Data extract ▸
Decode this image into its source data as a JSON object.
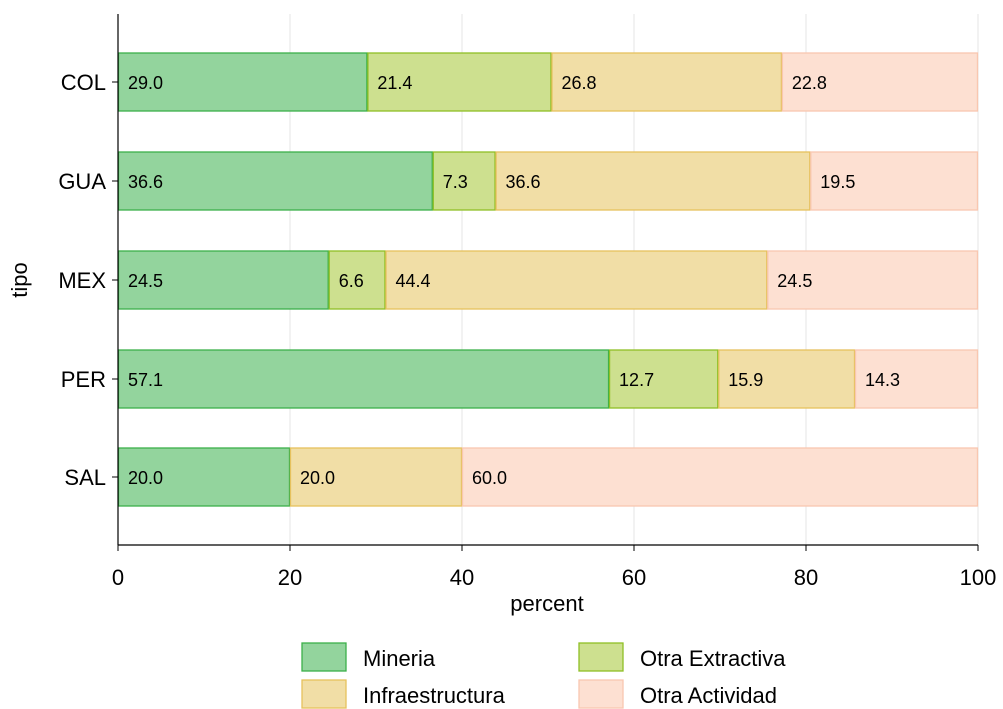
{
  "chart_data": {
    "type": "bar",
    "orientation": "horizontal",
    "stacked": true,
    "xlabel": "percent",
    "ylabel": "tipo",
    "xlim": [
      0,
      100
    ],
    "xticks": [
      "0",
      "20",
      "40",
      "60",
      "80",
      "100"
    ],
    "grid": true,
    "legend_position": "bottom",
    "categories": [
      "COL",
      "GUA",
      "MEX",
      "PER",
      "SAL"
    ],
    "series": [
      {
        "name": "Mineria",
        "fill": "#93d49d",
        "stroke": "#3cb04a",
        "values": [
          29.0,
          36.6,
          24.5,
          57.1,
          20.0
        ],
        "labels": [
          "29.0",
          "36.6",
          "24.5",
          "57.1",
          "20.0"
        ]
      },
      {
        "name": "Otra Extractiva",
        "fill": "#cde08f",
        "stroke": "#8fbf25",
        "values": [
          21.4,
          7.3,
          6.6,
          12.7,
          0
        ],
        "labels": [
          "21.4",
          "7.3",
          "6.6",
          "12.7",
          ""
        ]
      },
      {
        "name": "Infraestructura",
        "fill": "#f1dea6",
        "stroke": "#e6c15d",
        "values": [
          26.8,
          36.6,
          44.4,
          15.9,
          20.0
        ],
        "labels": [
          "26.8",
          "36.6",
          "44.4",
          "15.9",
          "20.0"
        ]
      },
      {
        "name": "Otra Actividad",
        "fill": "#fde0d2",
        "stroke": "#f9c7b0",
        "values": [
          22.8,
          19.5,
          24.5,
          14.3,
          60.0
        ],
        "labels": [
          "22.8",
          "19.5",
          "24.5",
          "14.3",
          "60.0"
        ]
      }
    ],
    "legend_order": [
      "Mineria",
      "Otra Extractiva",
      "Infraestructura",
      "Otra Actividad"
    ]
  }
}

Task objective ▸ Your answer should be a single number: the count of lines in these records that hold the string "fill".

Solved exercise ▸ 4